→ **Do this**
Pick out all lines of the entries that include the word "fizetni" and copy them.

------------------------------------------------------------

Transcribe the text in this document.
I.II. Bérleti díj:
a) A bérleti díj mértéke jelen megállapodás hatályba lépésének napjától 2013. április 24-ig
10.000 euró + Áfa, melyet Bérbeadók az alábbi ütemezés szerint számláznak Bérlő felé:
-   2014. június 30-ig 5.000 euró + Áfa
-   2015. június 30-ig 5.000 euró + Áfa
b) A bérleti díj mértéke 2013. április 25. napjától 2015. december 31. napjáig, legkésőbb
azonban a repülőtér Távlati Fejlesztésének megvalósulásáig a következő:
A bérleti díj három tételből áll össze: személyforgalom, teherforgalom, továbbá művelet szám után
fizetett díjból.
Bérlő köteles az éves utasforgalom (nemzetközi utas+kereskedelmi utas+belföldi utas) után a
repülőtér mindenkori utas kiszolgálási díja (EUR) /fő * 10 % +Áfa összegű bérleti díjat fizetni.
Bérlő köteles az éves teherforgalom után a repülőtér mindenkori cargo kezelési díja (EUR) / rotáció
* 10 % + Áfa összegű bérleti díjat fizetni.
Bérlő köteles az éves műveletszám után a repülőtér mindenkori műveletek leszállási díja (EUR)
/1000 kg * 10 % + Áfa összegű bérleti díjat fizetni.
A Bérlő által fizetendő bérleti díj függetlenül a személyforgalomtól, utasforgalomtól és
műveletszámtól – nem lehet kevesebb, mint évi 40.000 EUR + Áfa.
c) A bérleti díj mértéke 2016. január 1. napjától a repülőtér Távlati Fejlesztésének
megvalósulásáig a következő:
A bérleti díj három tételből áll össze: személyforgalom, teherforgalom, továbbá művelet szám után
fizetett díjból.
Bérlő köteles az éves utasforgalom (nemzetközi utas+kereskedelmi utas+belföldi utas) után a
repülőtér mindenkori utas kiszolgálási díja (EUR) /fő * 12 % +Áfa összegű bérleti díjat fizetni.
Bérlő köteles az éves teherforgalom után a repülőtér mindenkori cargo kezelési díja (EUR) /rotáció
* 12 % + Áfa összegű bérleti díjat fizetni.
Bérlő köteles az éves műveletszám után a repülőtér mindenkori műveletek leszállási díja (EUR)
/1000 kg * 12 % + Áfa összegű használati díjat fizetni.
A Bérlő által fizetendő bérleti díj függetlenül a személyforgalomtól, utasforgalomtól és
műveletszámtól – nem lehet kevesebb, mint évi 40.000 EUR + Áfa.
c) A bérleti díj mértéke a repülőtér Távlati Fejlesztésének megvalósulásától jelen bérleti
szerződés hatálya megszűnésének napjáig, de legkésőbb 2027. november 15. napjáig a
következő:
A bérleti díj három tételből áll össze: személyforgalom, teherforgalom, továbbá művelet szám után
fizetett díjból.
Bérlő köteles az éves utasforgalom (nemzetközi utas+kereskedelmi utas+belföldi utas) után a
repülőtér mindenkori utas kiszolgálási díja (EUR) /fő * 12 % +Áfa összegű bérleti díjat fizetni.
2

------------------------------------------------------------

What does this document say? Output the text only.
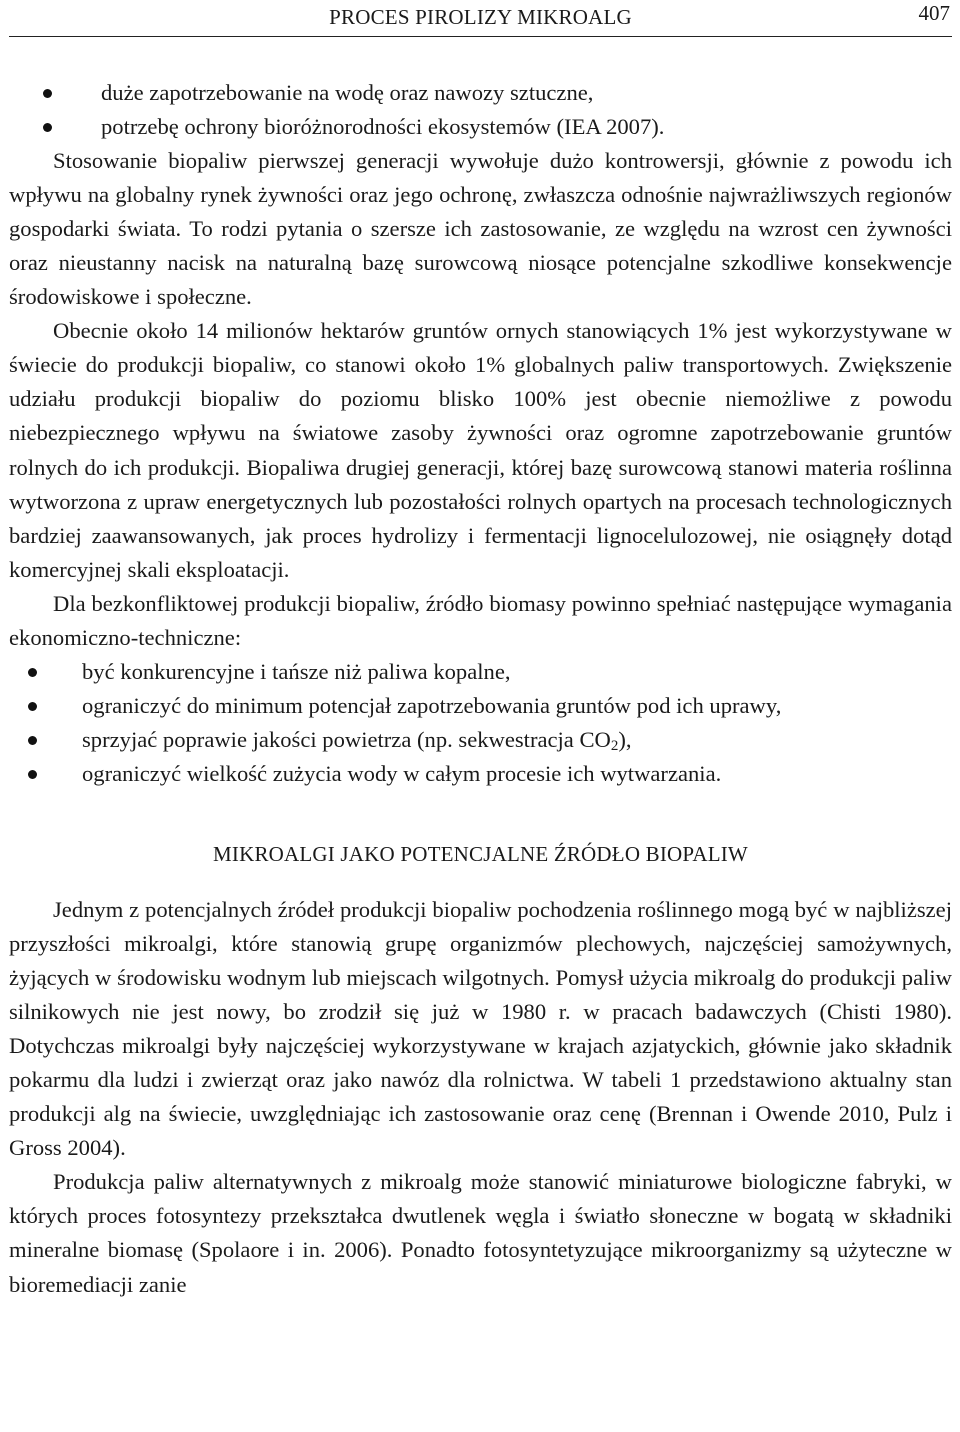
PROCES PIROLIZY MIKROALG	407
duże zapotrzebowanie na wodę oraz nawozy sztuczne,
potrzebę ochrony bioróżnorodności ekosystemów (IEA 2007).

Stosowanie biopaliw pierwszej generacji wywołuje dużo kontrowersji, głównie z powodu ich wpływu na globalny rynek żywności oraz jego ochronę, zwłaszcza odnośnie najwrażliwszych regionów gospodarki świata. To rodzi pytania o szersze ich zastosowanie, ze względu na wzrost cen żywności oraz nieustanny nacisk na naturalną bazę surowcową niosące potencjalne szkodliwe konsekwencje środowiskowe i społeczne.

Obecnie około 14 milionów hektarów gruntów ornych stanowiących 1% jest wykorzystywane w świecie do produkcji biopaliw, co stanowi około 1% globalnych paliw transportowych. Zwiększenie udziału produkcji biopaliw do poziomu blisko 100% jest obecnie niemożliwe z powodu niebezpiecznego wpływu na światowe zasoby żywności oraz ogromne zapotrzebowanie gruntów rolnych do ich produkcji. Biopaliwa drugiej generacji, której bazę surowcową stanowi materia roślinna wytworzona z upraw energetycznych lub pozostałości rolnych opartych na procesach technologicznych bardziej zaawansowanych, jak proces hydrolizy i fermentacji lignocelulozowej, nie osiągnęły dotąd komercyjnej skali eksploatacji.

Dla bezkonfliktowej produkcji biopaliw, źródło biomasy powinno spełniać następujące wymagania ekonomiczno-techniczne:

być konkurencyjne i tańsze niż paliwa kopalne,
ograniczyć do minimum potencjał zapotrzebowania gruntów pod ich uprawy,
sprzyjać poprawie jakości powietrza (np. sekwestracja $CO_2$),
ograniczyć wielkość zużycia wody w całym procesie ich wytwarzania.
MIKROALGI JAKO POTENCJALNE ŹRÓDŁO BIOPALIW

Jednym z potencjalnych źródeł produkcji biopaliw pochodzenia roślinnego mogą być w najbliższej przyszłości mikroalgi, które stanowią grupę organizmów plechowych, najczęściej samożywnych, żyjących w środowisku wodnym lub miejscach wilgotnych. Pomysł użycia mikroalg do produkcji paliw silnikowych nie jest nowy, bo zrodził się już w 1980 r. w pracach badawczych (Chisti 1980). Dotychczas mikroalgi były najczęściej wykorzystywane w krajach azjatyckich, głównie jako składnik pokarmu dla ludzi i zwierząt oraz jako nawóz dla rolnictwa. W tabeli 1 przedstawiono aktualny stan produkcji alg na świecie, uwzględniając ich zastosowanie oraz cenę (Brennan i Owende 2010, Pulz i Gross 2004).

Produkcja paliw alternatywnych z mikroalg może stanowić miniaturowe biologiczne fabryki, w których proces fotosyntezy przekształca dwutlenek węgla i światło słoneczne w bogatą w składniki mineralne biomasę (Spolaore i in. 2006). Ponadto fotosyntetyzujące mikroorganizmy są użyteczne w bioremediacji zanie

------------------------------------------------------------

→ **Task result**
repülőtér mindenkori utas kiszolgálási díja (EUR) /fő * 10 % +Áfa összegű bérleti díjat fizetni.
* 10 % + Áfa összegű bérleti díjat fizetni.
/1000 kg * 10 % + Áfa összegű bérleti díjat fizetni.
repülőtér mindenkori utas kiszolgálási díja (EUR) /fő * 12 % +Áfa összegű bérleti díjat fizetni.
* 12 % + Áfa összegű bérleti díjat fizetni.
/1000 kg * 12 % + Áfa összegű használati díjat fizetni.
repülőtér mindenkori utas kiszolgálási díja (EUR) /fő * 12 % +Áfa összegű bérleti díjat fizetni.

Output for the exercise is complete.